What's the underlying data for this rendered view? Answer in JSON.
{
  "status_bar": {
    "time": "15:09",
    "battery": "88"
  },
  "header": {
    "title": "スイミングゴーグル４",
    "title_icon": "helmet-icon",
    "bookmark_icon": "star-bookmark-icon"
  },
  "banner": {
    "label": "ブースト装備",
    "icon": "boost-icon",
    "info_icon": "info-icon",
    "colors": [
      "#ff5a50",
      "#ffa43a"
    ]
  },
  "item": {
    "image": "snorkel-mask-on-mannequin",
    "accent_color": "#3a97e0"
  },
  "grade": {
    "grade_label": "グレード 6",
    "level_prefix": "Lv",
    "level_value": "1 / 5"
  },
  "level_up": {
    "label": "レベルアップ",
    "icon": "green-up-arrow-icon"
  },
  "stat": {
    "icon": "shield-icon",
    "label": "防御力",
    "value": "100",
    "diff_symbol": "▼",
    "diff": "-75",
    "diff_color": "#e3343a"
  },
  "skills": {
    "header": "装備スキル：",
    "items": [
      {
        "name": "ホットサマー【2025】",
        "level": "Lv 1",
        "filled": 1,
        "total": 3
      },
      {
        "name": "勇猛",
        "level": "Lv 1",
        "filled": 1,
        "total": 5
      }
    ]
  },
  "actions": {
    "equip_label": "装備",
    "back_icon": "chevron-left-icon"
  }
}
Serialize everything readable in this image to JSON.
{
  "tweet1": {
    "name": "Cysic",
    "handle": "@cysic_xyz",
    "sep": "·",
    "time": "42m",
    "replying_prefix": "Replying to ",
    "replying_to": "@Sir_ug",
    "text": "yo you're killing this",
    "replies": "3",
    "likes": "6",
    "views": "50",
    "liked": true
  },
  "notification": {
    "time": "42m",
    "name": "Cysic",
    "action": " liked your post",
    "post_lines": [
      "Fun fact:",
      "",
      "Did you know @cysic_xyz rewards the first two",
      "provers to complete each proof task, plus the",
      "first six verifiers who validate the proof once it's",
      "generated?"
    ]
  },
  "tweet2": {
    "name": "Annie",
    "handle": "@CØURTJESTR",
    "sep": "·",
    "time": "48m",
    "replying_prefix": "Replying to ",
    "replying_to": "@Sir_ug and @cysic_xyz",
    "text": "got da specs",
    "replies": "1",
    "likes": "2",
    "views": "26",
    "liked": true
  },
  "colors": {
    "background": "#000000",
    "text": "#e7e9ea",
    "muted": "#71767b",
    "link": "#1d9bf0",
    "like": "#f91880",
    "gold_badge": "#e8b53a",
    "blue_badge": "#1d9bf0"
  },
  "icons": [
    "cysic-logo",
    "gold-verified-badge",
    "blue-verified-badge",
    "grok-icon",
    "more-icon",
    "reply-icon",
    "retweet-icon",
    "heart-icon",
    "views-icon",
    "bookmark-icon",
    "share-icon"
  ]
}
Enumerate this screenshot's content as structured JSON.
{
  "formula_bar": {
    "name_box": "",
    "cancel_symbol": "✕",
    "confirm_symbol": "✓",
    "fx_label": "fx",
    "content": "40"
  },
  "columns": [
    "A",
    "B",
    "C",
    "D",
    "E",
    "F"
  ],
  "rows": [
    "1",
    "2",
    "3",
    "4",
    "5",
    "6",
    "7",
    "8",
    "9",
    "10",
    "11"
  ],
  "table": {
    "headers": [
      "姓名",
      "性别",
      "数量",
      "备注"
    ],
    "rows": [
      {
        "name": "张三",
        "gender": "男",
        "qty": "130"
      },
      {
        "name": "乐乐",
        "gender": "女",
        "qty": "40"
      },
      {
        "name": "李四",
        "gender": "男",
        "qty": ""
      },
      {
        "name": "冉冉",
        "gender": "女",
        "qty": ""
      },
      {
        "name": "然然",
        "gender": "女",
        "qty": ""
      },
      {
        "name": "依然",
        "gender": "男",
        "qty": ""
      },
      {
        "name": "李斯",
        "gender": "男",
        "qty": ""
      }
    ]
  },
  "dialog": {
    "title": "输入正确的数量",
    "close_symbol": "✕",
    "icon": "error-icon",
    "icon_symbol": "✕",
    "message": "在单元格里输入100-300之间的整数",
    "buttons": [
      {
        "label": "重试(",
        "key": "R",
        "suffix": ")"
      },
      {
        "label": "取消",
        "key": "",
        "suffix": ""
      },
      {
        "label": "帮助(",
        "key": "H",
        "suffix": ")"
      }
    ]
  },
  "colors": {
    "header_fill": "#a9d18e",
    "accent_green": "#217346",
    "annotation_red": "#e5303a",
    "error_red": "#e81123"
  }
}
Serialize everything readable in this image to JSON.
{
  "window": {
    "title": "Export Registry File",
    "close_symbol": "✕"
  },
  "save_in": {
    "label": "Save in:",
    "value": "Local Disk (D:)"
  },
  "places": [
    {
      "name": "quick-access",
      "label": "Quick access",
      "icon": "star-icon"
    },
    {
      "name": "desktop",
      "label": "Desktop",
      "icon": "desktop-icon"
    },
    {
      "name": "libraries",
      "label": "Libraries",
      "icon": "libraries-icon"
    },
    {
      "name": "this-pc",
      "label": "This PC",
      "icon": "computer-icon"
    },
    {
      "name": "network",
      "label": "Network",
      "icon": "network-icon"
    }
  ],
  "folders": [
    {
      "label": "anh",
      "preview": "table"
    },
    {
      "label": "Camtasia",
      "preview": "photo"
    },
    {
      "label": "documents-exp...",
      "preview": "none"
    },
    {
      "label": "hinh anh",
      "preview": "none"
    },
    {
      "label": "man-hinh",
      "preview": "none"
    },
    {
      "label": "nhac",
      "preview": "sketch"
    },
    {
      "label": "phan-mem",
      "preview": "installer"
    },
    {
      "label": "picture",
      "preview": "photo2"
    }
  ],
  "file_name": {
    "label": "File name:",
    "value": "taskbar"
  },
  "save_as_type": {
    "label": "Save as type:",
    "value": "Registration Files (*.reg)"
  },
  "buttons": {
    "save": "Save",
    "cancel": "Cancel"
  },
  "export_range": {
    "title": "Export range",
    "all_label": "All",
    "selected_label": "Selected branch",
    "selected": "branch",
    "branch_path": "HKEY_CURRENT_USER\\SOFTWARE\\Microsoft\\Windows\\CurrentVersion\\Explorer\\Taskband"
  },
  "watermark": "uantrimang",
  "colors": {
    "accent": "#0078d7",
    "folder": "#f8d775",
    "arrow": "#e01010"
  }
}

▶ _Work to be completed_
Go through the records above and copy every line with the word "access".

▶ _Answer for the task_
      "name": "quick-access",
      "label": "Quick access",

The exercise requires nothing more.